Dataset items:
────────
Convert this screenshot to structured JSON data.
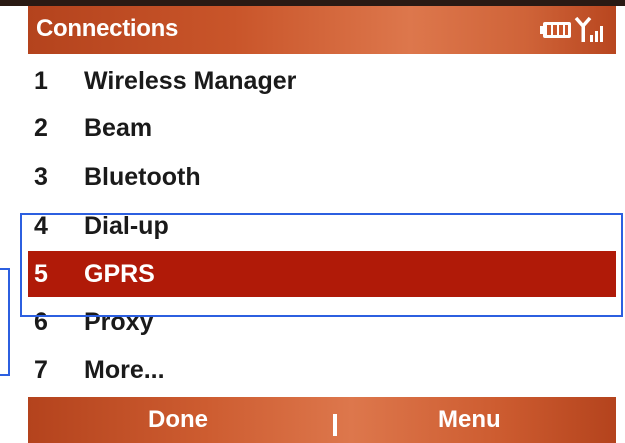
{
  "title_bar": {
    "title": "Connections",
    "battery_icon": "battery-icon",
    "signal_icon": "signal-strength-icon"
  },
  "menu": {
    "items": [
      {
        "number": "1",
        "label": "Wireless Manager"
      },
      {
        "number": "2",
        "label": "Beam"
      },
      {
        "number": "3",
        "label": "Bluetooth"
      },
      {
        "number": "4",
        "label": "Dial-up"
      },
      {
        "number": "5",
        "label": "GPRS",
        "selected": true
      },
      {
        "number": "6",
        "label": "Proxy"
      },
      {
        "number": "7",
        "label": "More..."
      }
    ]
  },
  "softkeys": {
    "left": "Done",
    "right": "Menu"
  },
  "colors": {
    "title_bar": "#c9552a",
    "selection": "#b01a08",
    "annotation_box": "#2c5fe0"
  }
}
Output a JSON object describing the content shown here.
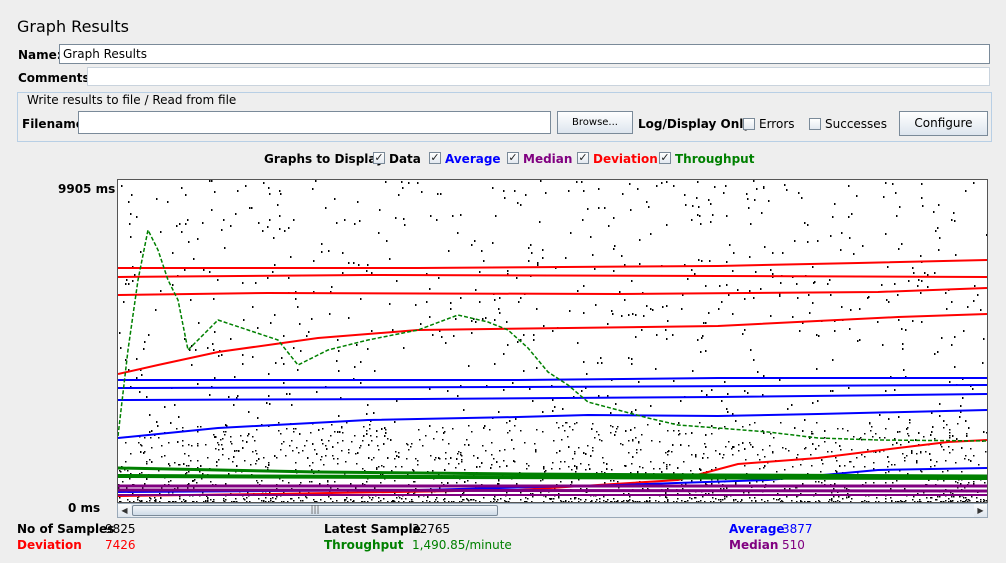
{
  "panel": {
    "title": "Graph Results"
  },
  "name_field": {
    "label": "Name:",
    "value": "Graph Results"
  },
  "comments_field": {
    "label": "Comments:",
    "value": ""
  },
  "file_group": {
    "title": "Write results to file / Read from file",
    "filename_label": "Filename",
    "filename_value": "",
    "browse_label": "Browse...",
    "log_display_label": "Log/Display Only:",
    "errors_label": "Errors",
    "successes_label": "Successes",
    "configure_label": "Configure",
    "errors_checked": false,
    "successes_checked": false
  },
  "graphs_to_display": {
    "label": "Graphs to Display",
    "options": [
      {
        "label": "Data",
        "checked": true,
        "color": "#000000"
      },
      {
        "label": "Average",
        "checked": true,
        "color": "#0000ff"
      },
      {
        "label": "Median",
        "checked": true,
        "color": "#800080"
      },
      {
        "label": "Deviation",
        "checked": true,
        "color": "#ff0000"
      },
      {
        "label": "Throughput",
        "checked": true,
        "color": "#008000"
      }
    ]
  },
  "graph": {
    "y_max_label": "9905 ms",
    "y_min_label": "0 ms",
    "colors": {
      "data": "#000000",
      "average": "#0000ff",
      "median": "#800080",
      "deviation": "#ff0000",
      "throughput": "#008000"
    }
  },
  "stats": {
    "samples_label": "No of Samples",
    "samples_value": "9825",
    "latest_label": "Latest Sample",
    "latest_value": "32765",
    "average_label": "Average",
    "average_value": "3877",
    "deviation_label": "Deviation",
    "deviation_value": "7426",
    "throughput_label": "Throughput",
    "throughput_value": "1,490.85/minute",
    "median_label": "Median",
    "median_value": "510"
  }
}
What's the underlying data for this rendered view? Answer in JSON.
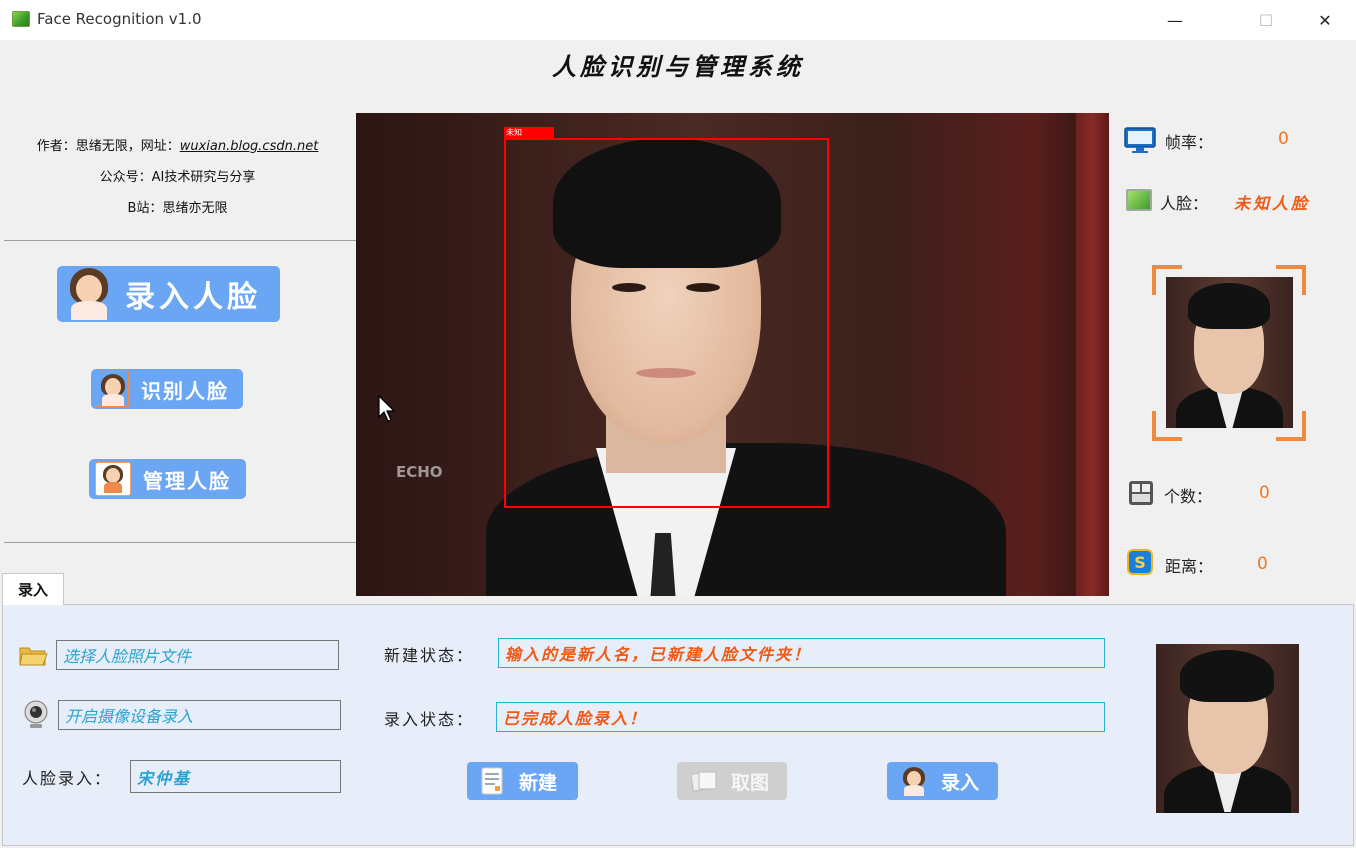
{
  "window": {
    "title": "Face Recognition v1.0",
    "minimize": "—",
    "maximize": "☐",
    "close": "✕"
  },
  "heading": "人脸识别与管理系统",
  "info": {
    "author_prefix": "作者：思绪无限，网址：",
    "author_link": "wuxian.blog.csdn.net",
    "wechat": "公众号：AI技术研究与分享",
    "bilibili": "B站：思绪亦无限"
  },
  "nav": {
    "enroll": "录入人脸",
    "recognize": "识别人脸",
    "manage": "管理人脸"
  },
  "video": {
    "box_label": "未知",
    "watermark": "ECHO"
  },
  "side": {
    "fps_label": "帧率：",
    "fps_value": "0",
    "face_label": "人脸：",
    "face_value": "未知人脸",
    "count_label": "个数：",
    "count_value": "0",
    "distance_label": "距离：",
    "distance_value": "0"
  },
  "tab": {
    "label": "录入"
  },
  "enroll": {
    "select_file": "选择人脸照片文件",
    "open_camera": "开启摄像设备录入",
    "name_label": "人脸录入：",
    "name_value": "宋仲基",
    "new_status_label": "新建状态：",
    "new_status_value": "输入的是新人名，已新建人脸文件夹！",
    "enroll_status_label": "录入状态：",
    "enroll_status_value": "已完成人脸录入！",
    "btn_new": "新建",
    "btn_capture": "取图",
    "btn_enroll": "录入"
  },
  "colors": {
    "accent_blue": "#6aa6f4",
    "value_orange": "#f47522",
    "box_red": "#ff0000",
    "field_cyan": "#2ab0d6"
  },
  "icons": [
    "app-icon",
    "monitor-icon",
    "face-image-icon",
    "calculator-icon",
    "distance-icon",
    "folder-icon",
    "webcam-icon",
    "document-icon",
    "photos-icon",
    "avatar-icon"
  ]
}
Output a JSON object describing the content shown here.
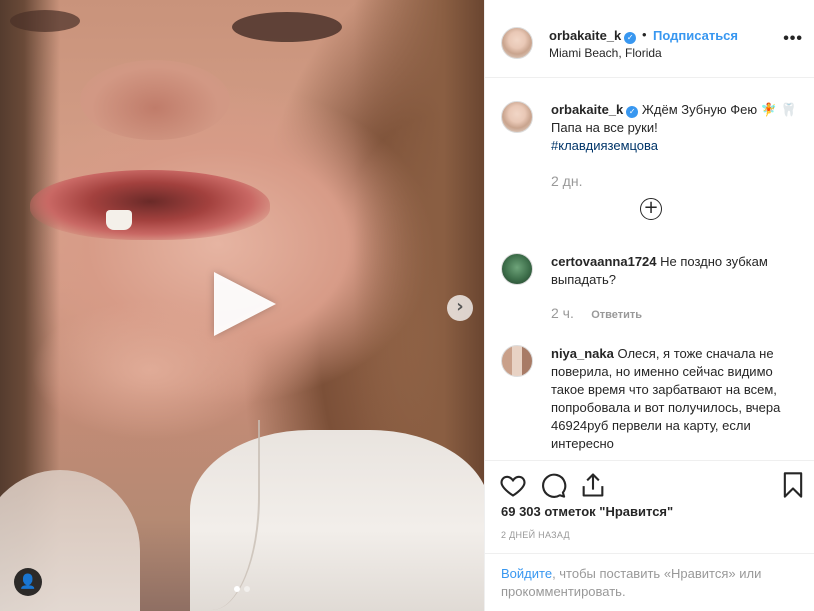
────────
> _What you will do_:
Omit every image. Quote each record exactly.

> _Written response_:
Convert this screenshot to structured JSON data.
{
  "title_bar": {
    "title": "Connections",
    "battery_icon": "battery-icon",
    "signal_icon": "signal-strength-icon"
  },
  "menu": {
    "items": [
      {
        "number": "1",
        "label": "Wireless Manager"
      },
      {
        "number": "2",
        "label": "Beam"
      },
      {
        "number": "3",
        "label": "Bluetooth"
      },
      {
        "number": "4",
        "label": "Dial-up"
      },
      {
        "number": "5",
        "label": "GPRS",
        "selected": true
      },
      {
        "number": "6",
        "label": "Proxy"
      },
      {
        "number": "7",
        "label": "More..."
      }
    ]
  },
  "softkeys": {
    "left": "Done",
    "right": "Menu"
  },
  "colors": {
    "title_bar": "#c9552a",
    "selection": "#b01a08",
    "annotation_box": "#2c5fe0"
  }
}
Output a JSON object describing the content shown here.
{
  "panel": {
    "title": "Graph Results"
  },
  "name_field": {
    "label": "Name:",
    "value": "Graph Results"
  },
  "comments_field": {
    "label": "Comments:",
    "value": ""
  },
  "file_group": {
    "title": "Write results to file / Read from file",
    "filename_label": "Filename",
    "filename_value": "",
    "browse_label": "Browse...",
    "log_display_label": "Log/Display Only:",
    "errors_label": "Errors",
    "successes_label": "Successes",
    "configure_label": "Configure",
    "errors_checked": false,
    "successes_checked": false
  },
  "graphs_to_display": {
    "label": "Graphs to Display",
    "options": [
      {
        "label": "Data",
        "checked": true,
        "color": "#000000"
      },
      {
        "label": "Average",
        "checked": true,
        "color": "#0000ff"
      },
      {
        "label": "Median",
        "checked": true,
        "color": "#800080"
      },
      {
        "label": "Deviation",
        "checked": true,
        "color": "#ff0000"
      },
      {
        "label": "Throughput",
        "checked": true,
        "color": "#008000"
      }
    ]
  },
  "graph": {
    "y_max_label": "9905 ms",
    "y_min_label": "0 ms",
    "colors": {
      "data": "#000000",
      "average": "#0000ff",
      "median": "#800080",
      "deviation": "#ff0000",
      "throughput": "#008000"
    }
  },
  "stats": {
    "samples_label": "No of Samples",
    "samples_value": "9825",
    "latest_label": "Latest Sample",
    "latest_value": "32765",
    "average_label": "Average",
    "average_value": "3877",
    "deviation_label": "Deviation",
    "deviation_value": "7426",
    "throughput_label": "Throughput",
    "throughput_value": "1,490.85/minute",
    "median_label": "Median",
    "median_value": "510"
  }
}
What's the underlying data for this rendered view? Answer in JSON.
{
  "window": {
    "title": "Face Recognition v1.0",
    "minimize": "—",
    "maximize": "☐",
    "close": "✕"
  },
  "heading": "人脸识别与管理系统",
  "info": {
    "author_prefix": "作者：思绪无限，网址：",
    "author_link": "wuxian.blog.csdn.net",
    "wechat": "公众号：AI技术研究与分享",
    "bilibili": "B站：思绪亦无限"
  },
  "nav": {
    "enroll": "录入人脸",
    "recognize": "识别人脸",
    "manage": "管理人脸"
  },
  "video": {
    "box_label": "未知",
    "watermark": "ECHO"
  },
  "side": {
    "fps_label": "帧率：",
    "fps_value": "0",
    "face_label": "人脸：",
    "face_value": "未知人脸",
    "count_label": "个数：",
    "count_value": "0",
    "distance_label": "距离：",
    "distance_value": "0"
  },
  "tab": {
    "label": "录入"
  },
  "enroll": {
    "select_file": "选择人脸照片文件",
    "open_camera": "开启摄像设备录入",
    "name_label": "人脸录入：",
    "name_value": "宋仲基",
    "new_status_label": "新建状态：",
    "new_status_value": "输入的是新人名，已新建人脸文件夹！",
    "enroll_status_label": "录入状态：",
    "enroll_status_value": "已完成人脸录入！",
    "btn_new": "新建",
    "btn_capture": "取图",
    "btn_enroll": "录入"
  },
  "colors": {
    "accent_blue": "#6aa6f4",
    "value_orange": "#f47522",
    "box_red": "#ff0000",
    "field_cyan": "#2ab0d6"
  },
  "icons": [
    "app-icon",
    "monitor-icon",
    "face-image-icon",
    "calculator-icon",
    "distance-icon",
    "folder-icon",
    "webcam-icon",
    "document-icon",
    "photos-icon",
    "avatar-icon"
  ]
}
Output a JSON object describing the content shown here.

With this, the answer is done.